Where a line in the listing below contains the word "range", copy that line.

Stored dataset items:
** start **

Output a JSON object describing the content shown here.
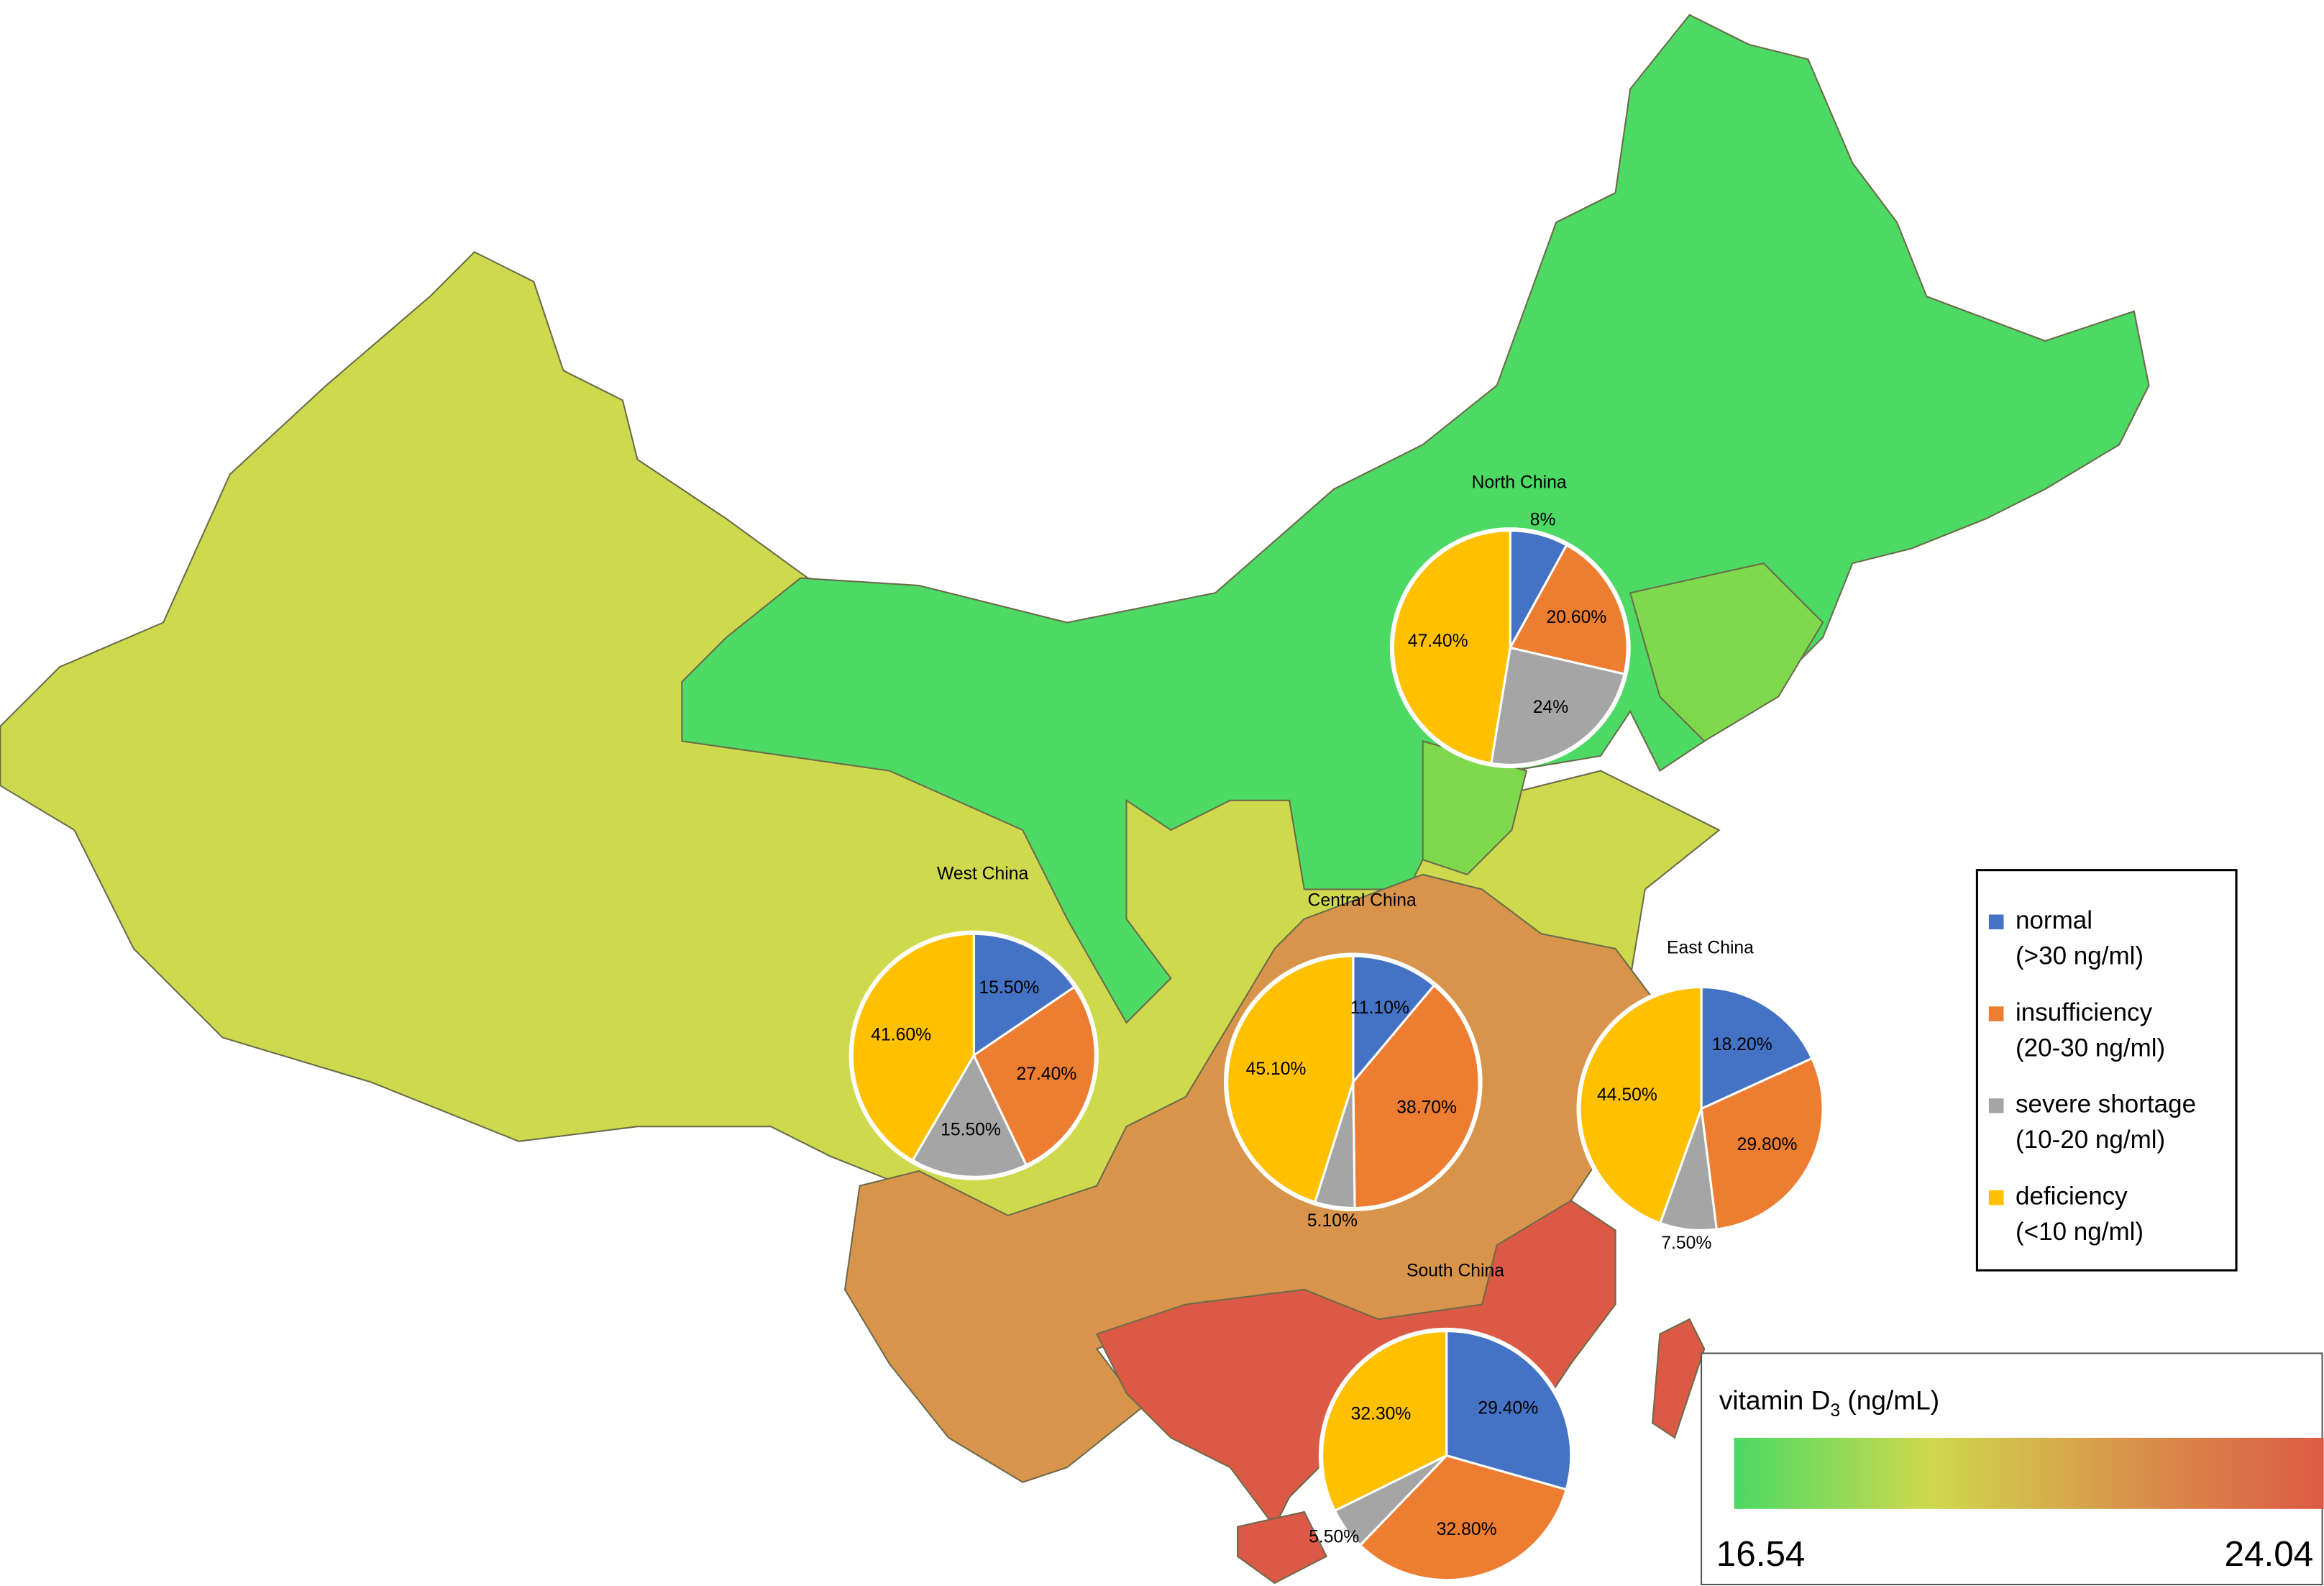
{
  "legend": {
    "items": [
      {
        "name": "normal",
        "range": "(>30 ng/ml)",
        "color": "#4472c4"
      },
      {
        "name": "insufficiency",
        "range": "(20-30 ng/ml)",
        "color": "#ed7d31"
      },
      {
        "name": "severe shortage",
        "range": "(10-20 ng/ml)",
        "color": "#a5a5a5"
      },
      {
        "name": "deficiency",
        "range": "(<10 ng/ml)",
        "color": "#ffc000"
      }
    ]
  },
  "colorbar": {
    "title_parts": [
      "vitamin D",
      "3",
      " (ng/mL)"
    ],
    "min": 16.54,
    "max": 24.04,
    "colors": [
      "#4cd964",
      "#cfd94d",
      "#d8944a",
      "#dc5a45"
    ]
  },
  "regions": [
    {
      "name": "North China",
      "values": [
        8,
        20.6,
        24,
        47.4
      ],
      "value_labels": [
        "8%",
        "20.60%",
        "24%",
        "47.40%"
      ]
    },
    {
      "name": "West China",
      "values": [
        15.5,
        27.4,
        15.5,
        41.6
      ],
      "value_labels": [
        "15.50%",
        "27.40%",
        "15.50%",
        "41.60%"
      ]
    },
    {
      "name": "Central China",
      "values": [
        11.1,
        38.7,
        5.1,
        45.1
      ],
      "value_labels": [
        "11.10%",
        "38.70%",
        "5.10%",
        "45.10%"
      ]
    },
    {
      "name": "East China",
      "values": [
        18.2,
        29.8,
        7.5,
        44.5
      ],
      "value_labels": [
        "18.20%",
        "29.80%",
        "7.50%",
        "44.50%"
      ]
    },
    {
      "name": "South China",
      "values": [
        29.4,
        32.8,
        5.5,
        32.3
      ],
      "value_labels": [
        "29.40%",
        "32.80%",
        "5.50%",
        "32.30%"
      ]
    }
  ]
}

** end **

■ **TASK RESPONSE**
        "range": "(>30 ng/ml)",
        "range": "(20-30 ng/ml)",
        "range": "(10-20 ng/ml)",
        "range": "(<10 ng/ml)",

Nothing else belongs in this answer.